• **To be done**:
Gather each line of the records where "testing" appears.

# Records provided start

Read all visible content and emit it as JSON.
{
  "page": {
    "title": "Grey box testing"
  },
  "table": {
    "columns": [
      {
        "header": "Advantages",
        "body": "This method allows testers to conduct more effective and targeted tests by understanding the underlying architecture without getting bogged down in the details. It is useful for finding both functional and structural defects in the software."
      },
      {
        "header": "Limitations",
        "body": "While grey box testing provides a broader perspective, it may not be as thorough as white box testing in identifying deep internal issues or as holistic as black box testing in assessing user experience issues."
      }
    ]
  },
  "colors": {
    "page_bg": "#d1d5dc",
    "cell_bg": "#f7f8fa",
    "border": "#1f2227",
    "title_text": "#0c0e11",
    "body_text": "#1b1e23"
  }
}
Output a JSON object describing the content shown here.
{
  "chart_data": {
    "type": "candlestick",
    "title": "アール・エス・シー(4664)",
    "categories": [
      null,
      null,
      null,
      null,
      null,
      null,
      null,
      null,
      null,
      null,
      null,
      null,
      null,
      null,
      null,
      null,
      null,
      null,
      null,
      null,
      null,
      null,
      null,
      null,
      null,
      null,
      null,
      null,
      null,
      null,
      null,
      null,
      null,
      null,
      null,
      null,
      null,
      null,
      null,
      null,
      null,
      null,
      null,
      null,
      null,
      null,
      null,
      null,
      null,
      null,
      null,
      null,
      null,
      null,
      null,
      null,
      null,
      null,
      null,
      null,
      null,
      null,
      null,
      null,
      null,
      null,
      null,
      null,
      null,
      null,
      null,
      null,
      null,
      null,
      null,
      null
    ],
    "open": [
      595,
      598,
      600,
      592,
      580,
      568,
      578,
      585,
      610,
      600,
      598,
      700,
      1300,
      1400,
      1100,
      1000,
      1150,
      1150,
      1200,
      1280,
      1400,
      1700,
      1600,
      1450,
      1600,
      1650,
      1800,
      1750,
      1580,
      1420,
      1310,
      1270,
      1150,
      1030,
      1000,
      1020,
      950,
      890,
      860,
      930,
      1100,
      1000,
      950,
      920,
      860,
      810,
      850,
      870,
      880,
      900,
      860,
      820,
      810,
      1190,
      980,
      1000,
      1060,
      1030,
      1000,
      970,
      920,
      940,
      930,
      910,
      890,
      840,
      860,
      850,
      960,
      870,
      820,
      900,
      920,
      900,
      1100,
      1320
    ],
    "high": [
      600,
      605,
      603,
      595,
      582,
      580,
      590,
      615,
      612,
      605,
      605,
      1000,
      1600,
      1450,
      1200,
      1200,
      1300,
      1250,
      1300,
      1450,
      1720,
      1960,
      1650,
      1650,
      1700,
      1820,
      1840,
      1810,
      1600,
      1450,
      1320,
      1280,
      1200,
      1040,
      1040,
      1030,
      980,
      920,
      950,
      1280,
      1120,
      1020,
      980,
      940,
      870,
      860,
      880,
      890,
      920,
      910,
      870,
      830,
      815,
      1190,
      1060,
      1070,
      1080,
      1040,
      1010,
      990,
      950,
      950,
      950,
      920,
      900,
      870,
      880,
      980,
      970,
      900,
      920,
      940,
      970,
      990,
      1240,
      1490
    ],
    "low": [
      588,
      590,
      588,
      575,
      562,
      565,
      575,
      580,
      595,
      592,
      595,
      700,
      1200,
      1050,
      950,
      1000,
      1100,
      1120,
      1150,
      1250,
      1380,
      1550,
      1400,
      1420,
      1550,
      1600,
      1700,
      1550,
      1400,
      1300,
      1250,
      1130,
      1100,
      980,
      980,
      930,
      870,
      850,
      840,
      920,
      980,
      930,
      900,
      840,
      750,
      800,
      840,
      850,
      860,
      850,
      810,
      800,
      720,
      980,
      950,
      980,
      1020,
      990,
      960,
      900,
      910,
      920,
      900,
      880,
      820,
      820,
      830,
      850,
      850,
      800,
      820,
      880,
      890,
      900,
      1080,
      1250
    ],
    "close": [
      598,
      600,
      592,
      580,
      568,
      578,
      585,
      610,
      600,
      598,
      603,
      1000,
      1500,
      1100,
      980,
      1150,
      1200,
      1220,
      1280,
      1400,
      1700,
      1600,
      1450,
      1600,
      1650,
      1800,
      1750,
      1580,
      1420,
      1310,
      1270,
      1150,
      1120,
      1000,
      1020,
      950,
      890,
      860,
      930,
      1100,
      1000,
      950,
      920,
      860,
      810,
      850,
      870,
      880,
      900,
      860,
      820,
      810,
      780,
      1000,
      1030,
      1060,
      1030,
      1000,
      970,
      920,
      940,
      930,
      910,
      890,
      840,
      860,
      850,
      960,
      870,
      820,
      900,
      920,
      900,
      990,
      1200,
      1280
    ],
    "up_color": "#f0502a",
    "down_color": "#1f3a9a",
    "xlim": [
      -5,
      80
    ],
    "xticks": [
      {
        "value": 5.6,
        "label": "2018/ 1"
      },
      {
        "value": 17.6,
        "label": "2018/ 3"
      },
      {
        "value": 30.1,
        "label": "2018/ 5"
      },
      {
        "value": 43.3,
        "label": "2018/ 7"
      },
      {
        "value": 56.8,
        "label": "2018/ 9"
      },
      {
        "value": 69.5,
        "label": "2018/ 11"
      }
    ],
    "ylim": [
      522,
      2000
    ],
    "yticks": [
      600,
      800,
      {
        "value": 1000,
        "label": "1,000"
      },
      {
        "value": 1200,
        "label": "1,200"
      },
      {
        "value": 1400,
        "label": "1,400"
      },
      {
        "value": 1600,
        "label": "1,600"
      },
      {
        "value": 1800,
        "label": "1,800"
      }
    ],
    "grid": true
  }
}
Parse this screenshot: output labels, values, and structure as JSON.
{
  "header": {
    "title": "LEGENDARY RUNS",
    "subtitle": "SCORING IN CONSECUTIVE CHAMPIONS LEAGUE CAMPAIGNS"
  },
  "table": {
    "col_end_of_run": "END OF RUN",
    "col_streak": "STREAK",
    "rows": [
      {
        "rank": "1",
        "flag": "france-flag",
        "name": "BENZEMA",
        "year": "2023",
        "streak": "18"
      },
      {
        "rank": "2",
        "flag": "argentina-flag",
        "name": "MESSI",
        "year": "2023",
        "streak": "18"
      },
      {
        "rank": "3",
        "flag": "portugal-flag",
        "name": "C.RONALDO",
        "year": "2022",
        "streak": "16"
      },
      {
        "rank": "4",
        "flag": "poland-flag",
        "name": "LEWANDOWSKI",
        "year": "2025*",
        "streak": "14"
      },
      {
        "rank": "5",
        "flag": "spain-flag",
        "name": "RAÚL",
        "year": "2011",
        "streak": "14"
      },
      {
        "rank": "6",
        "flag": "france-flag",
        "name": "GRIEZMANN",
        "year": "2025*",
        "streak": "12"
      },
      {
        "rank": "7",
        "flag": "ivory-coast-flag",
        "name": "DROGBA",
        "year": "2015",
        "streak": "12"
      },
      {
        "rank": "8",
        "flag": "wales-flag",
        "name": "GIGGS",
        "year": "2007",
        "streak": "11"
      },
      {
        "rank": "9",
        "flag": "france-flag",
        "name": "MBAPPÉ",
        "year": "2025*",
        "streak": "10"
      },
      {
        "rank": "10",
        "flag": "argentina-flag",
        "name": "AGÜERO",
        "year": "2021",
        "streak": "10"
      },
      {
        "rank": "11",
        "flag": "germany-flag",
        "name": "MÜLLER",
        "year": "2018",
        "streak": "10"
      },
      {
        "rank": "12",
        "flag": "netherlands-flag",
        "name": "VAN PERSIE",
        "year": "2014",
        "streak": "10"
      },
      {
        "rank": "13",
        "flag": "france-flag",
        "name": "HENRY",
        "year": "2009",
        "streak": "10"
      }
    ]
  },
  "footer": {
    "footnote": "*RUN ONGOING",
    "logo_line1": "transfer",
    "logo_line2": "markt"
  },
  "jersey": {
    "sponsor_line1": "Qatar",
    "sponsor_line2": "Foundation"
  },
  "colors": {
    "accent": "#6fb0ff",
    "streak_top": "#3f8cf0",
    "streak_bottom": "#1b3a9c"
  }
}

# Records provided end

• **Result for this exercise**:
    "title": "Grey box testing"
        "body": "While grey box testing provides a broader perspective, it may not be as thorough as white box testing in identifying deep internal issues or as holistic as black box testing in assessing user experience issues."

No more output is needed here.